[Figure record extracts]
____________
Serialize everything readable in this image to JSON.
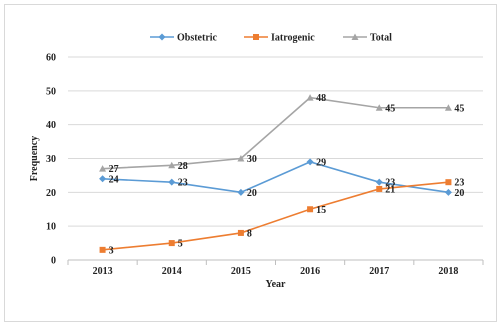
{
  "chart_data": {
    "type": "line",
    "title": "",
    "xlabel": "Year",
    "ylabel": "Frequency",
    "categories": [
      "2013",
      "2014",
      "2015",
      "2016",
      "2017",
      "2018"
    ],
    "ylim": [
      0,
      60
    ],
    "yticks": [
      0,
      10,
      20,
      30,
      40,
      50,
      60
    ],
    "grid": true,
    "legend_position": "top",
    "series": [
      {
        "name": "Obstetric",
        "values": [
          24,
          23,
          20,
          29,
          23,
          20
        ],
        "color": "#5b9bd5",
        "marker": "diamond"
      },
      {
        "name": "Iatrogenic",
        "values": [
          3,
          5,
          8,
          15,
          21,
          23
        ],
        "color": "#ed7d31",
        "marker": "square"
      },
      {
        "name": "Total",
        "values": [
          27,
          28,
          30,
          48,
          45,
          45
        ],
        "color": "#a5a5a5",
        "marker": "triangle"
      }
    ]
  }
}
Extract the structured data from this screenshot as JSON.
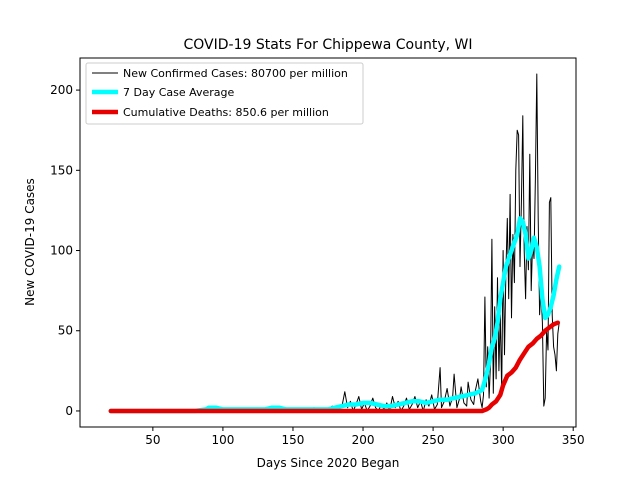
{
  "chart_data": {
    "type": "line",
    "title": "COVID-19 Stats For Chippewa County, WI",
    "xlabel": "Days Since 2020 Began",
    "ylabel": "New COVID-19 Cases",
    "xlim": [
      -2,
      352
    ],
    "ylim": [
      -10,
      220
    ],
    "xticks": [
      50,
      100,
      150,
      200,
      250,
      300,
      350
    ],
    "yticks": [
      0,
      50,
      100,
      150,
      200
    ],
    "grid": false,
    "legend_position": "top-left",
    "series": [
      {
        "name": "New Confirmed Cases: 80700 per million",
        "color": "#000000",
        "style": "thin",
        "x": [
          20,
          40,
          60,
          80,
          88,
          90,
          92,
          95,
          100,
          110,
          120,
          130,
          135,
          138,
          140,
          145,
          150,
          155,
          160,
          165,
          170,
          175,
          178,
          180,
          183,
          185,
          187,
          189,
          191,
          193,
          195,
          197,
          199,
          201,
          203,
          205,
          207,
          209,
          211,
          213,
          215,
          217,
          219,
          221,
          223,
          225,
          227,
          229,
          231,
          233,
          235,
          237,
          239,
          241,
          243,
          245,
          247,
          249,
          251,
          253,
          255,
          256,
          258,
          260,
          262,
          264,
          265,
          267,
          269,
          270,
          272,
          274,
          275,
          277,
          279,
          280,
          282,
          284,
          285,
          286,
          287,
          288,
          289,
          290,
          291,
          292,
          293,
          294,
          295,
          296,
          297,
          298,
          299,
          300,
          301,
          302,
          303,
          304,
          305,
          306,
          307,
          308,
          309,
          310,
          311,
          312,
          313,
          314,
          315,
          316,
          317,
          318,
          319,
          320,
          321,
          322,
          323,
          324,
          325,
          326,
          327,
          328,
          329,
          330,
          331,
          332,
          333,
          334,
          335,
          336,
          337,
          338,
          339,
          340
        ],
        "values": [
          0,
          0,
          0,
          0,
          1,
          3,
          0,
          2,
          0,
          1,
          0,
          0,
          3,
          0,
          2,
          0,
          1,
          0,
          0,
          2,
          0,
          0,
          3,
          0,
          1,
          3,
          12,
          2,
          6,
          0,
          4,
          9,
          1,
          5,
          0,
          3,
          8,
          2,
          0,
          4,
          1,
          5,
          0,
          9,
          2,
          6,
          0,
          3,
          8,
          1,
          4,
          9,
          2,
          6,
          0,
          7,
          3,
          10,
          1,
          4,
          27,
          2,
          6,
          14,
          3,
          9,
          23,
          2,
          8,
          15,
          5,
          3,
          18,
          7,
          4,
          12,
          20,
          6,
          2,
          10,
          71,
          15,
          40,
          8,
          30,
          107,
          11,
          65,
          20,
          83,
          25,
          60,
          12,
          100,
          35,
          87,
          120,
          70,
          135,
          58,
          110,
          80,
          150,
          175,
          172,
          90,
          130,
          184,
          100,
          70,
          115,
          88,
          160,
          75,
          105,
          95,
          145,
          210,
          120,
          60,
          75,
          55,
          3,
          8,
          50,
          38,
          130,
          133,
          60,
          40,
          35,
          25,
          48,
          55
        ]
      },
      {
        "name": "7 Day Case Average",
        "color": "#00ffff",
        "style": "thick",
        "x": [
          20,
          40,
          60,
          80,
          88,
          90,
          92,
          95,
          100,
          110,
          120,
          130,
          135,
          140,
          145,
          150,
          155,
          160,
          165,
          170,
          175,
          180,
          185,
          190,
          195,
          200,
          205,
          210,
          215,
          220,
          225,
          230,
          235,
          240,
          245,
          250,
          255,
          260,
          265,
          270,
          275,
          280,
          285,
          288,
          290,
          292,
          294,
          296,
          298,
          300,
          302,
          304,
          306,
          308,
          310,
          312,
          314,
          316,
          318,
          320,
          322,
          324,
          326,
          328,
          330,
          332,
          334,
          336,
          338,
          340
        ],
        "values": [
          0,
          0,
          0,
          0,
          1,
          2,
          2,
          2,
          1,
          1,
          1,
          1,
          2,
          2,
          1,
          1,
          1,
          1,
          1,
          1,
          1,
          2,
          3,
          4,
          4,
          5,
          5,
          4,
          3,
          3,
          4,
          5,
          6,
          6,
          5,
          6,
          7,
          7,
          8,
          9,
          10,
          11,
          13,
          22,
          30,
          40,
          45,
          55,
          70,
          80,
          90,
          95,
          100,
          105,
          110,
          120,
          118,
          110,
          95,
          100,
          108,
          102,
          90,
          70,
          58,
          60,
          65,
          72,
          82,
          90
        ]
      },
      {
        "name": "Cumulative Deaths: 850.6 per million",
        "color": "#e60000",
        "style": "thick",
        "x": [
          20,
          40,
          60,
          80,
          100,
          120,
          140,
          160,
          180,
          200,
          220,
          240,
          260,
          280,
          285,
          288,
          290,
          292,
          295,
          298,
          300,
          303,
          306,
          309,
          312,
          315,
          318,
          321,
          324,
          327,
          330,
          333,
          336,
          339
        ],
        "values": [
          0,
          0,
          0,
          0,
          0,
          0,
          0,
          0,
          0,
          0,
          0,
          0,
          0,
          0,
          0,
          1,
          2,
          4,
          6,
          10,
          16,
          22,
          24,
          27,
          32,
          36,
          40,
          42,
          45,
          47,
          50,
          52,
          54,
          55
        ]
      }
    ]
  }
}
____________
Return each line where "this" shows up.

WRITTEN ANSWER:
Serialize everything readable in this image to JSON.
Extract the structured data from this screenshot as JSON.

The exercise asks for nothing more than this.